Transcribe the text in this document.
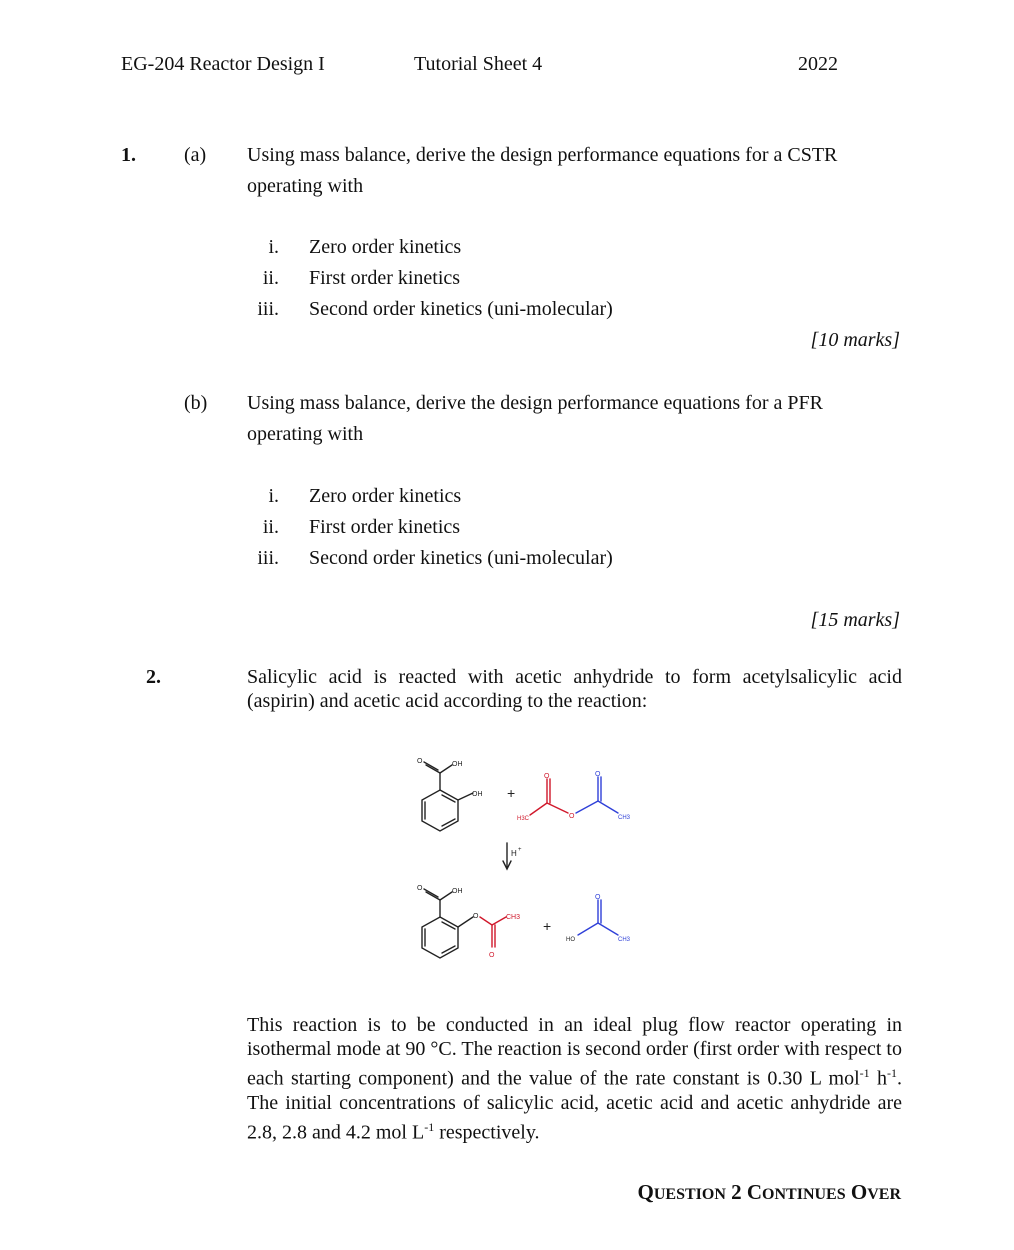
EG-204 Reactor Design I	Tutorial Sheet 4	2022
1. (a) Using mass balance, derive the design performance equations for a CSTR
operating with
i. Zero order kinetics
ii. First order kinetics
iii. Second order kinetics (uni-molecular)
[10 marks]
(b) Using mass balance, derive the design performance equations for a PFR
operating with
i. Zero order kinetics
ii. First order kinetics
iii. Second order kinetics (uni-molecular)
[15 marks]
2.	Salicylic acid is reacted with acetic anhydride to form acetylsalicylic acid (aspirin) and acetic acid according to the reaction:
O	OH
OH +
H3C
O
O
O
CH3
H +
O	OH
O	CH3
O
+
HO
O
CH3
This reaction is to be conducted in an ideal plug flow reactor operating in isothermal mode at 90 °C. The reaction is second order (first order with respect to each starting component) and the value of the rate constant is 0.30 L mol$^{-1}$ $h^{-1}$. The initial concentrations of salicylic acid, acetic acid and acetic anhydride are 2.8, 2.8 and 4.2 mol $L^{-1}$ respectively.
QUESTION 2 CONTINUES OVER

+ + + + + + +

Exercise prompt
Select all lines with the word "Using" from the entries above.

Answer to this problem
1. (a) Using mass balance, derive the design performance equations for a CSTR
(b) Using mass balance, derive the design performance equations for a PFR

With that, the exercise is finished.